▸ **Data**:
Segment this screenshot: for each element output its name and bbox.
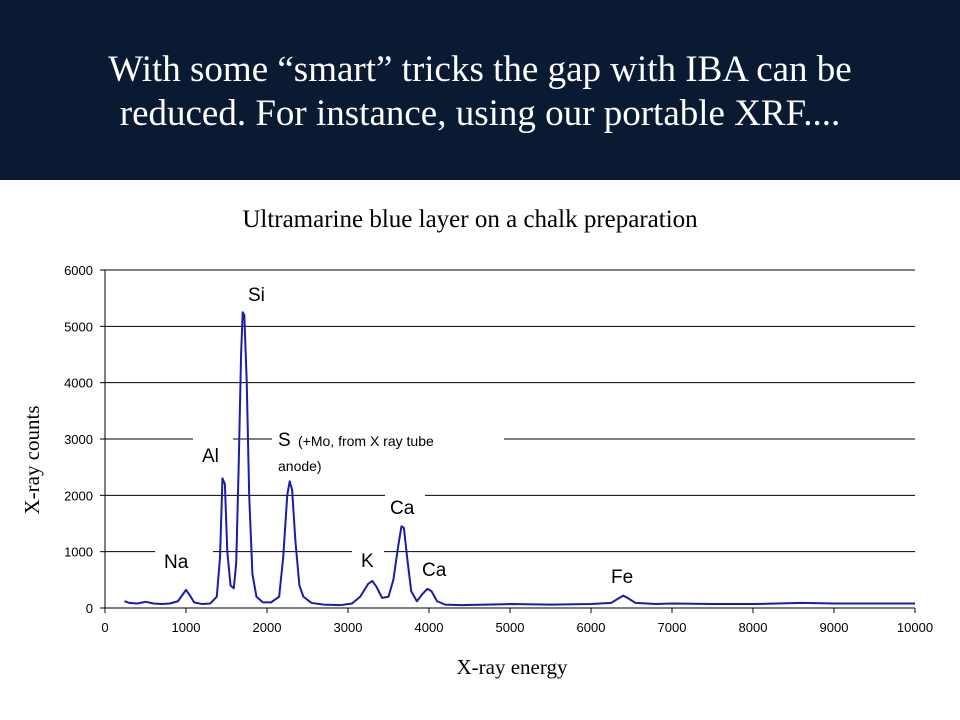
peak-label: S — [278, 430, 291, 451]
x-tick-label: 8000 — [739, 620, 768, 635]
peak-label: Fe — [611, 567, 633, 588]
label-bg — [272, 426, 504, 476]
peak-note: (+Mo, from X ray tube — [298, 433, 434, 449]
peak-note: anode) — [278, 458, 322, 474]
x-tick-label: 9000 — [820, 620, 849, 635]
label-bg — [155, 546, 213, 576]
chart-title: Ultramarine blue layer on a chalk prepar… — [242, 206, 698, 233]
y-tick-label: 5000 — [64, 319, 93, 334]
x-tick-label: 2000 — [253, 620, 282, 635]
spectrum-line — [124, 311, 915, 607]
y-tick-label: 1000 — [64, 545, 93, 560]
peak-label: Ca — [390, 498, 415, 519]
y-tick-label: 0 — [86, 601, 93, 616]
x-tick-label: 6000 — [577, 620, 606, 635]
peak-label: Ca — [422, 560, 447, 581]
x-tick-label: 0 — [101, 620, 108, 635]
y-tick-label: 4000 — [64, 376, 93, 391]
x-tick-label: 3000 — [334, 620, 363, 635]
peak-label: K — [361, 551, 374, 572]
label-bg — [193, 432, 233, 470]
x-tick-label: 7000 — [658, 620, 687, 635]
slide-header: With some “smart” tricks the gap with IB… — [0, 0, 960, 180]
x-tick-label: 5000 — [496, 620, 525, 635]
x-tick-label: 4000 — [415, 620, 444, 635]
slide-title: With some “smart” tricks the gap with IB… — [108, 49, 852, 90]
annotations: Si Al S (+Mo, from X ray tube anode) Na … — [155, 285, 633, 588]
peak-label: Al — [202, 446, 219, 467]
x-axis-label: X-ray energy — [457, 655, 568, 679]
x-tick-label: 1000 — [172, 620, 201, 635]
y-tick-label: 6000 — [64, 263, 93, 278]
peak-label: Na — [164, 552, 189, 573]
y-tick-label: 3000 — [64, 432, 93, 447]
y-tick-label: 2000 — [64, 488, 93, 503]
y-axis-label: X-ray counts — [20, 405, 44, 514]
slide-title: reduced. For instance, using our portabl… — [119, 93, 841, 134]
x-tick-label: 10000 — [897, 620, 933, 635]
label-bg — [385, 492, 425, 522]
label-bg — [352, 546, 384, 576]
peak-label: Si — [248, 285, 265, 306]
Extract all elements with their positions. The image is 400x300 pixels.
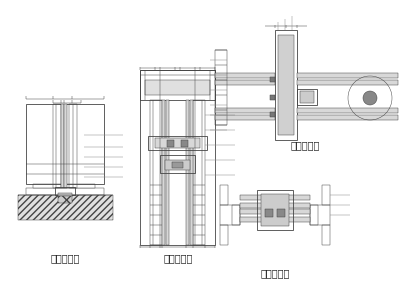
- Bar: [172, 162, 183, 168]
- Bar: [240, 203, 310, 208]
- Bar: [310, 205, 330, 225]
- Bar: [64, 104, 67, 188]
- Bar: [215, 50, 227, 125]
- Bar: [58, 193, 72, 197]
- Bar: [270, 112, 275, 117]
- Text: 玻璃门下口: 玻璃门下口: [50, 253, 80, 263]
- Bar: [69, 104, 77, 188]
- Bar: [61, 104, 64, 188]
- Bar: [240, 195, 310, 200]
- Bar: [26, 104, 104, 184]
- Text: 玻璃门横向: 玻璃门横向: [290, 140, 320, 150]
- Bar: [270, 95, 275, 100]
- Bar: [145, 80, 210, 95]
- Bar: [275, 30, 297, 140]
- Bar: [166, 100, 169, 245]
- Bar: [240, 209, 310, 214]
- Bar: [297, 73, 398, 78]
- Bar: [181, 140, 188, 147]
- Bar: [155, 138, 200, 148]
- Bar: [140, 70, 215, 100]
- Bar: [18, 195, 113, 220]
- Bar: [190, 100, 193, 245]
- Text: 玻璃门扶手: 玻璃门扶手: [260, 268, 290, 278]
- Bar: [148, 136, 207, 150]
- Bar: [167, 140, 174, 147]
- Bar: [240, 217, 310, 222]
- Bar: [278, 35, 294, 135]
- Bar: [160, 155, 195, 173]
- Bar: [270, 77, 275, 82]
- Bar: [300, 91, 314, 103]
- Bar: [193, 100, 205, 245]
- Bar: [215, 108, 275, 113]
- Bar: [220, 225, 228, 245]
- Bar: [215, 73, 275, 78]
- Bar: [265, 209, 273, 217]
- Bar: [162, 100, 165, 245]
- Bar: [322, 225, 330, 245]
- Bar: [322, 185, 330, 205]
- Bar: [26, 188, 104, 195]
- Circle shape: [363, 91, 377, 105]
- Bar: [165, 160, 190, 170]
- Bar: [33, 184, 95, 188]
- Bar: [215, 80, 275, 85]
- Bar: [261, 194, 289, 226]
- Bar: [186, 100, 189, 245]
- Bar: [220, 205, 240, 225]
- Bar: [277, 209, 285, 217]
- Bar: [310, 205, 318, 225]
- Bar: [297, 89, 317, 105]
- Bar: [297, 115, 398, 120]
- Bar: [232, 205, 240, 225]
- Bar: [150, 100, 162, 245]
- Bar: [297, 80, 398, 85]
- Bar: [53, 104, 61, 188]
- Bar: [58, 196, 72, 203]
- Bar: [140, 70, 215, 245]
- Bar: [215, 115, 275, 120]
- Bar: [297, 108, 398, 113]
- Bar: [55, 187, 75, 195]
- Bar: [220, 185, 228, 205]
- Text: 玻璃门上口: 玻璃门上口: [163, 253, 193, 263]
- Bar: [257, 190, 293, 230]
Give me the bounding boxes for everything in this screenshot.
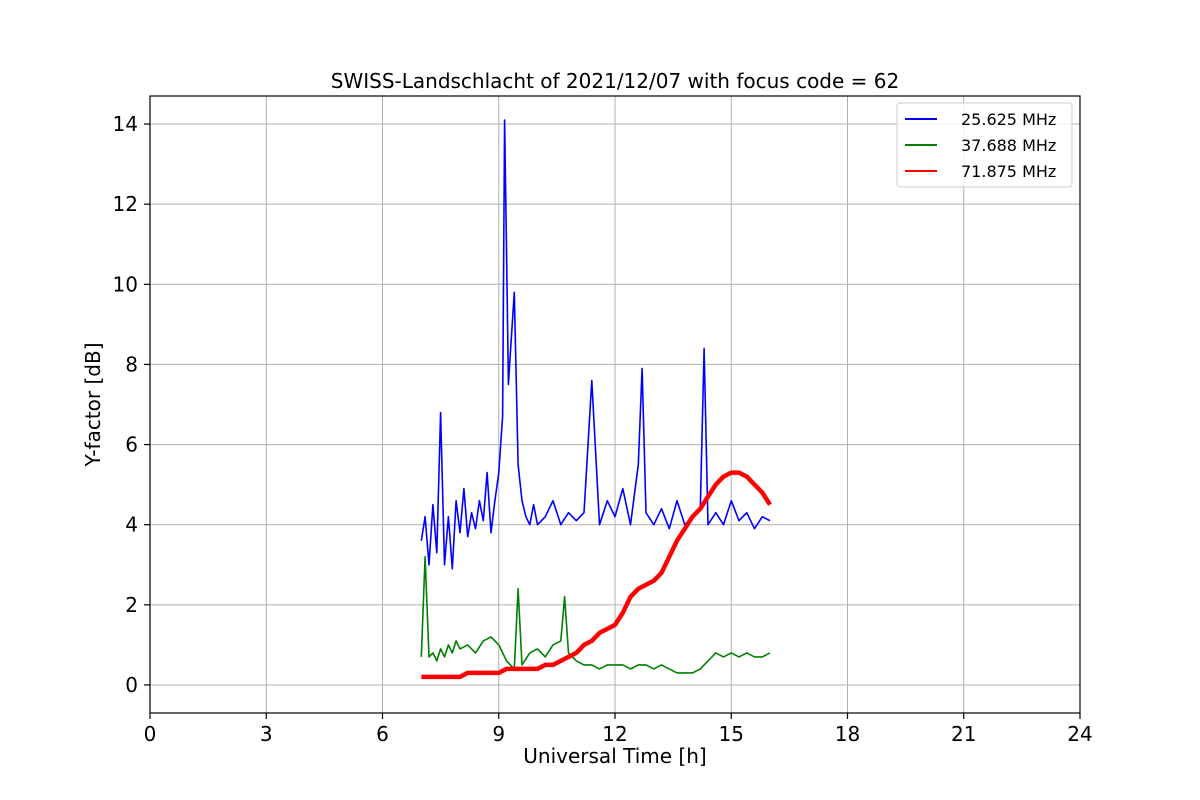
x-axis-title: Universal Time [h] bbox=[523, 744, 706, 768]
y-tick-label: 8 bbox=[125, 352, 138, 376]
y-tick-label: 14 bbox=[113, 112, 138, 136]
y-axis: 0 2 4 6 8 10 12 14 bbox=[113, 112, 150, 697]
x-tick-label: 21 bbox=[951, 722, 976, 746]
y-tick-label: 6 bbox=[125, 433, 138, 457]
y-axis-title: Y-factor [dB] bbox=[81, 342, 105, 467]
series-line-2 bbox=[420, 555, 771, 674]
x-tick-label: 3 bbox=[260, 722, 273, 746]
x-tick-label: 9 bbox=[492, 722, 505, 746]
x-tick-label: 15 bbox=[719, 722, 744, 746]
x-axis: 0 3 6 9 12 15 18 21 24 bbox=[144, 713, 1093, 746]
x-tick-label: 24 bbox=[1067, 722, 1092, 746]
chart-title: SWISS-Landschlacht of 2021/12/07 with fo… bbox=[331, 69, 899, 93]
x-tick-label: 6 bbox=[376, 722, 389, 746]
y-tick-label: 0 bbox=[125, 673, 138, 697]
x-tick-label: 0 bbox=[144, 722, 157, 746]
y-tick-label: 12 bbox=[113, 192, 138, 216]
legend-label: 37.688 MHz bbox=[961, 136, 1056, 155]
legend-label: 71.875 MHz bbox=[961, 162, 1056, 181]
legend-label: 25.625 MHz bbox=[961, 110, 1056, 129]
x-tick-label: 12 bbox=[602, 722, 627, 746]
x-tick-label: 18 bbox=[835, 722, 860, 746]
series-layer bbox=[420, 119, 772, 680]
series-line-3 bbox=[421, 470, 772, 680]
legend: 25.625 MHz 37.688 MHz 71.875 MHz bbox=[896, 102, 1073, 188]
legend-box bbox=[896, 102, 1073, 188]
y-tick-label: 4 bbox=[125, 513, 138, 537]
y-tick-label: 2 bbox=[125, 593, 138, 617]
y-tick-label: 10 bbox=[113, 272, 138, 296]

▸ **To be done**: Rewrite all of the records above with every occurrence of "x-tick-label" replaced by "x-axis-tick" and everything else left unchanged. Leave the pictures out of the answer.

▸ **Response to this exercise**:
Segment this screenshot: for each element output its name and bbox.
peak-label: S — [278, 430, 291, 451]
x-axis-tick: 8000 — [739, 620, 768, 635]
peak-label: Fe — [611, 567, 633, 588]
label-bg — [272, 426, 504, 476]
peak-note: (+Mo, from X ray tube — [298, 433, 434, 449]
peak-note: anode) — [278, 458, 322, 474]
x-axis-tick: 9000 — [820, 620, 849, 635]
label-bg — [155, 546, 213, 576]
chart-title: Ultramarine blue layer on a chalk prepar… — [242, 206, 698, 233]
y-tick-label: 5000 — [64, 319, 93, 334]
x-axis-tick: 2000 — [253, 620, 282, 635]
spectrum-line — [124, 311, 915, 607]
y-tick-label: 1000 — [64, 545, 93, 560]
peak-label: Ca — [390, 498, 415, 519]
y-tick-label: 0 — [86, 601, 93, 616]
x-axis-tick: 6000 — [577, 620, 606, 635]
peak-label: Ca — [422, 560, 447, 581]
x-axis-tick: 0 — [101, 620, 108, 635]
y-tick-label: 4000 — [64, 376, 93, 391]
x-axis-tick: 3000 — [334, 620, 363, 635]
peak-label: K — [361, 551, 374, 572]
label-bg — [193, 432, 233, 470]
x-axis-tick: 7000 — [658, 620, 687, 635]
slide-header: With some “smart” tricks the gap with IB… — [0, 0, 960, 180]
x-axis-tick: 5000 — [496, 620, 525, 635]
x-axis-tick: 4000 — [415, 620, 444, 635]
slide-title: With some “smart” tricks the gap with IB… — [108, 49, 852, 90]
annotations: Si Al S (+Mo, from X ray tube anode) Na … — [155, 285, 633, 588]
peak-label: Al — [202, 446, 219, 467]
x-axis-label: X-ray energy — [457, 655, 568, 679]
x-axis-tick: 1000 — [172, 620, 201, 635]
y-tick-label: 6000 — [64, 263, 93, 278]
peak-label: Na — [164, 552, 189, 573]
y-tick-label: 3000 — [64, 432, 93, 447]
y-tick-label: 2000 — [64, 488, 93, 503]
y-axis-label: X-ray counts — [20, 405, 44, 514]
slide-title: reduced. For instance, using our portabl… — [119, 93, 841, 134]
x-axis-tick: 10000 — [897, 620, 933, 635]
label-bg — [385, 492, 425, 522]
label-bg — [352, 546, 384, 576]
peak-label: Si — [248, 285, 265, 306]
Extract all elements with their positions. The image is 400x300 pixels.
- Bar: [172, 162, 183, 168]
- Bar: [240, 203, 310, 208]
- Bar: [310, 205, 330, 225]
- Bar: [64, 104, 67, 188]
- Bar: [215, 50, 227, 125]
- Bar: [58, 193, 72, 197]
- Bar: [270, 112, 275, 117]
- Text: 玻璃门下口: 玻璃门下口: [50, 253, 80, 263]
- Bar: [69, 104, 77, 188]
- Bar: [61, 104, 64, 188]
- Bar: [240, 195, 310, 200]
- Bar: [26, 104, 104, 184]
- Text: 玻璃门横向: 玻璃门横向: [290, 140, 320, 150]
- Bar: [270, 95, 275, 100]
- Bar: [145, 80, 210, 95]
- Bar: [275, 30, 297, 140]
- Bar: [166, 100, 169, 245]
- Bar: [240, 209, 310, 214]
- Bar: [297, 73, 398, 78]
- Bar: [181, 140, 188, 147]
- Bar: [155, 138, 200, 148]
- Bar: [140, 70, 215, 100]
- Bar: [18, 195, 113, 220]
- Bar: [190, 100, 193, 245]
- Text: 玻璃门扶手: 玻璃门扶手: [260, 268, 290, 278]
- Bar: [148, 136, 207, 150]
- Bar: [167, 140, 174, 147]
- Bar: [240, 217, 310, 222]
- Bar: [278, 35, 294, 135]
- Bar: [160, 155, 195, 173]
- Bar: [270, 77, 275, 82]
- Bar: [300, 91, 314, 103]
- Bar: [193, 100, 205, 245]
- Bar: [215, 108, 275, 113]
- Bar: [220, 225, 228, 245]
- Bar: [215, 73, 275, 78]
- Bar: [265, 209, 273, 217]
- Bar: [162, 100, 165, 245]
- Bar: [322, 225, 330, 245]
- Bar: [322, 185, 330, 205]
- Bar: [26, 188, 104, 195]
- Circle shape: [363, 91, 377, 105]
- Bar: [165, 160, 190, 170]
- Bar: [33, 184, 95, 188]
- Bar: [215, 80, 275, 85]
- Bar: [261, 194, 289, 226]
- Bar: [186, 100, 189, 245]
- Bar: [220, 205, 240, 225]
- Bar: [277, 209, 285, 217]
- Bar: [310, 205, 318, 225]
- Bar: [297, 89, 317, 105]
- Bar: [297, 115, 398, 120]
- Bar: [232, 205, 240, 225]
- Bar: [150, 100, 162, 245]
- Bar: [297, 80, 398, 85]
- Bar: [53, 104, 61, 188]
- Bar: [58, 196, 72, 203]
- Bar: [140, 70, 215, 245]
- Bar: [215, 115, 275, 120]
- Bar: [297, 108, 398, 113]
- Bar: [55, 187, 75, 195]
- Bar: [220, 185, 228, 205]
- Text: 玻璃门上口: 玻璃门上口: [163, 253, 193, 263]
- Bar: [257, 190, 293, 230]
Give me the bounding boxes for everything in this screenshot.
x-axis-title: Universal Time [h] bbox=[523, 744, 706, 768]
y-tick-label: 8 bbox=[125, 352, 138, 376]
y-tick-label: 14 bbox=[113, 112, 138, 136]
y-axis: 0 2 4 6 8 10 12 14 bbox=[113, 112, 150, 697]
x-axis-tick: 21 bbox=[951, 722, 976, 746]
y-tick-label: 6 bbox=[125, 433, 138, 457]
y-axis-title: Y-factor [dB] bbox=[81, 342, 105, 467]
series-line-2 bbox=[420, 555, 771, 674]
x-axis-tick: 3 bbox=[260, 722, 273, 746]
x-axis-tick: 9 bbox=[492, 722, 505, 746]
x-axis-tick: 15 bbox=[719, 722, 744, 746]
x-axis: 0 3 6 9 12 15 18 21 24 bbox=[144, 713, 1093, 746]
x-axis-tick: 24 bbox=[1067, 722, 1092, 746]
chart-title: SWISS-Landschlacht of 2021/12/07 with fo… bbox=[331, 69, 899, 93]
x-axis-tick: 6 bbox=[376, 722, 389, 746]
y-tick-label: 0 bbox=[125, 673, 138, 697]
x-axis-tick: 0 bbox=[144, 722, 157, 746]
y-tick-label: 12 bbox=[113, 192, 138, 216]
legend-label: 37.688 MHz bbox=[961, 136, 1056, 155]
legend-label: 71.875 MHz bbox=[961, 162, 1056, 181]
legend-label: 25.625 MHz bbox=[961, 110, 1056, 129]
x-axis-tick: 12 bbox=[602, 722, 627, 746]
x-axis-tick: 18 bbox=[835, 722, 860, 746]
series-layer bbox=[420, 119, 772, 680]
series-line-3 bbox=[421, 470, 772, 680]
legend: 25.625 MHz 37.688 MHz 71.875 MHz bbox=[896, 102, 1073, 188]
legend-box bbox=[896, 102, 1073, 188]
y-tick-label: 4 bbox=[125, 513, 138, 537]
y-tick-label: 2 bbox=[125, 593, 138, 617]
y-tick-label: 10 bbox=[113, 272, 138, 296]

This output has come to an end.